Pull out each line of the records holding the string "this".

START Record list

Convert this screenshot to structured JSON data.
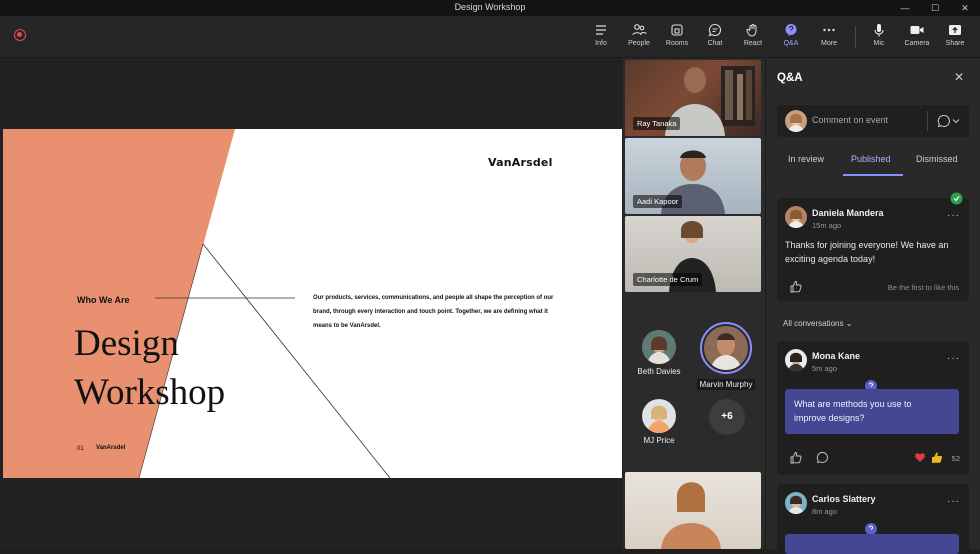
{
  "window": {
    "title": "Design Workshop",
    "minimize": "—",
    "maximize": "☐",
    "close": "✕"
  },
  "toolbar": {
    "items": [
      {
        "label": "Info",
        "icon": "info-icon"
      },
      {
        "label": "People",
        "icon": "people-icon"
      },
      {
        "label": "Rooms",
        "icon": "rooms-icon"
      },
      {
        "label": "Chat",
        "icon": "chat-icon"
      },
      {
        "label": "React",
        "icon": "react-hand-icon"
      },
      {
        "label": "Q&A",
        "icon": "qa-icon",
        "active": true
      },
      {
        "label": "More",
        "icon": "more-icon"
      },
      {
        "label": "Mic",
        "icon": "mic-icon"
      },
      {
        "label": "Camera",
        "icon": "camera-icon"
      },
      {
        "label": "Share",
        "icon": "share-icon"
      }
    ]
  },
  "slide": {
    "brand": "VanArsdel",
    "section": "Who We Are",
    "title_line1": "Design",
    "title_line2": "Workshop",
    "description": "Our products, services, communications, and people all shape the perception of our brand, through every interaction and touch point. Together, we are defining what it means to be VanArsdel.",
    "page_number": "01",
    "footer_brand": "VanArsdel",
    "accent_color": "#e8906f"
  },
  "participants": {
    "videos": [
      {
        "name": "Ray Tanaka"
      },
      {
        "name": "Aadi Kapoor"
      },
      {
        "name": "Charlotte de Crum"
      }
    ],
    "avatars": [
      {
        "name": "Beth Davies"
      },
      {
        "name": "Marvin Murphy"
      },
      {
        "name": "MJ Price"
      }
    ],
    "overflow_count": "+6"
  },
  "qa": {
    "title": "Q&A",
    "comment_placeholder": "Comment on event",
    "tabs": [
      "In review",
      "Published",
      "Dismissed"
    ],
    "active_tab": "Published",
    "filter_label": "All conversations",
    "posts": [
      {
        "author": "Daniela Mandera",
        "time": "15m ago",
        "text_line1": "Thanks for joining everyone! We have an",
        "text_line2": "exciting agenda today!",
        "footer_note": "Be the first to like this"
      },
      {
        "author": "Mona Kane",
        "time": "5m ago",
        "question_line1": "What are methods you use to",
        "question_line2": "improve designs?",
        "reaction_count": "52"
      },
      {
        "author": "Carlos Slattery",
        "time": "8m ago"
      }
    ]
  }
}
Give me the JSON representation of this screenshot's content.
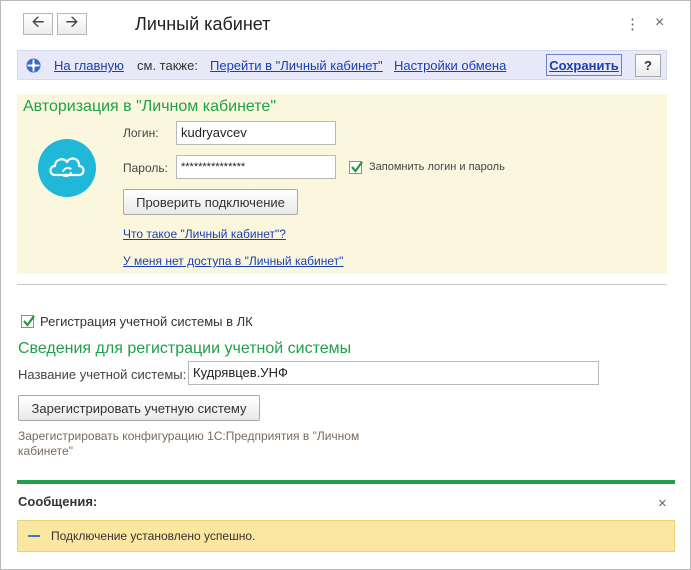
{
  "window": {
    "title": "Личный кабинет"
  },
  "nav": {
    "back_icon": "arrow-left-icon",
    "forward_icon": "arrow-right-icon"
  },
  "toolbar": {
    "home_link": "На главную",
    "see_also": "см. также:",
    "goto_link": "Перейти в \"Личный кабинет\"",
    "exchange_link": "Настройки обмена",
    "save_label": "Сохранить",
    "help_label": "?"
  },
  "auth": {
    "title": "Авторизация в \"Личном кабинете\"",
    "login_label": "Логин:",
    "login_value": "kudryavcev",
    "password_label": "Пароль:",
    "password_value": "***************",
    "remember_label": "Запомнить логин и пароль",
    "remember_checked": true,
    "check_button": "Проверить подключение",
    "what_is_link": "Что такое \"Личный кабинет\"?",
    "no_access_link": "У меня нет доступа в \"Личный кабинет\""
  },
  "registration": {
    "checkbox_label": "Регистрация учетной системы в ЛК",
    "checkbox_checked": true,
    "section_title": "Сведения для регистрации учетной системы",
    "name_label": "Название учетной системы:",
    "name_value": "Кудрявцев.УНФ",
    "register_button": "Зарегистрировать учетную систему",
    "hint": "Зарегистрировать конфигурацию 1С:Предприятия в \"Личном кабинете\""
  },
  "messages": {
    "title": "Сообщения:",
    "text": "Подключение установлено успешно."
  },
  "colors": {
    "accent_green": "#1fa04a",
    "link_blue": "#1a3fb3",
    "cloud_cyan": "#1fb8d8",
    "panel_yellow": "#fbf7df"
  }
}
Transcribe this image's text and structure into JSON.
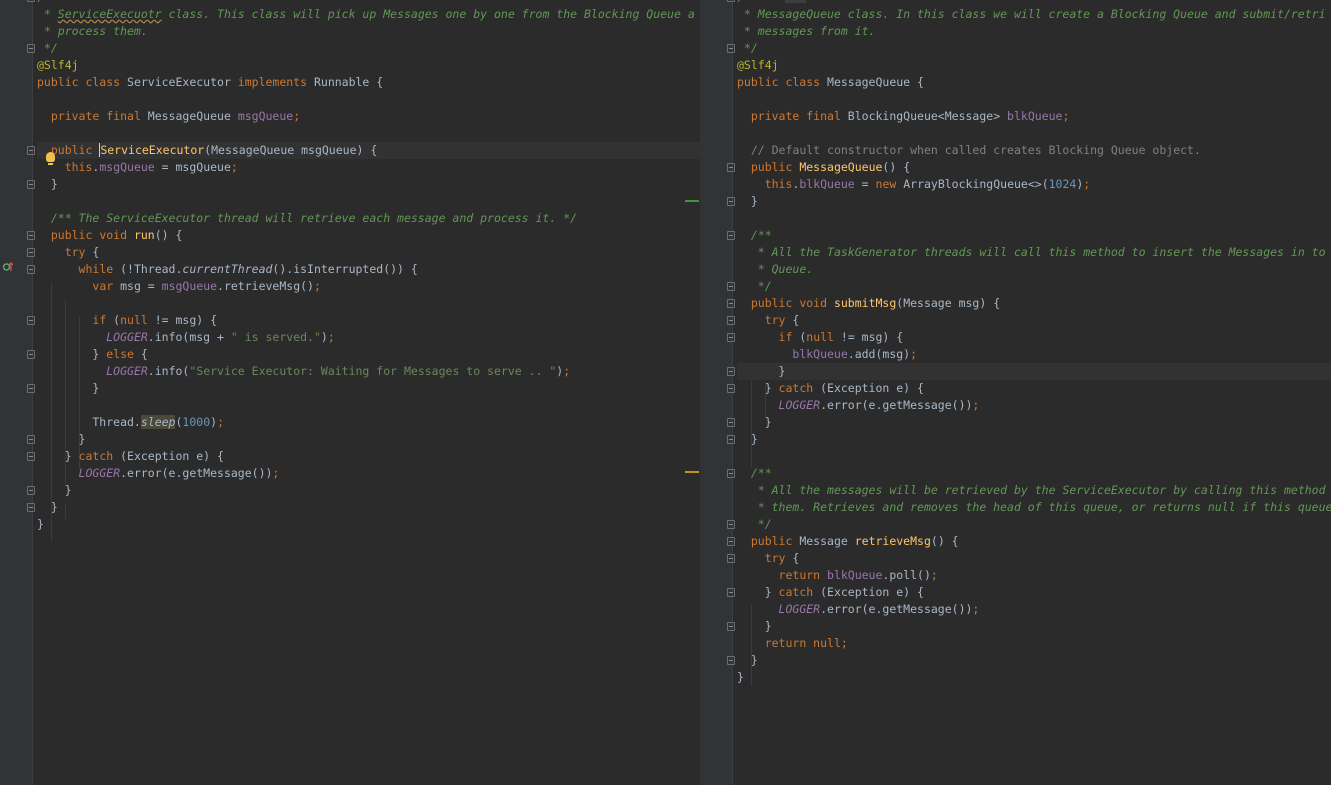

END Record list

> Full answer:
Convert this screenshot to structured JSON data.
        "footer_note": "Be the first to like this"
Give me the JSON representation of this screenshot's content.
Transcribe this image's text and structure into JSON.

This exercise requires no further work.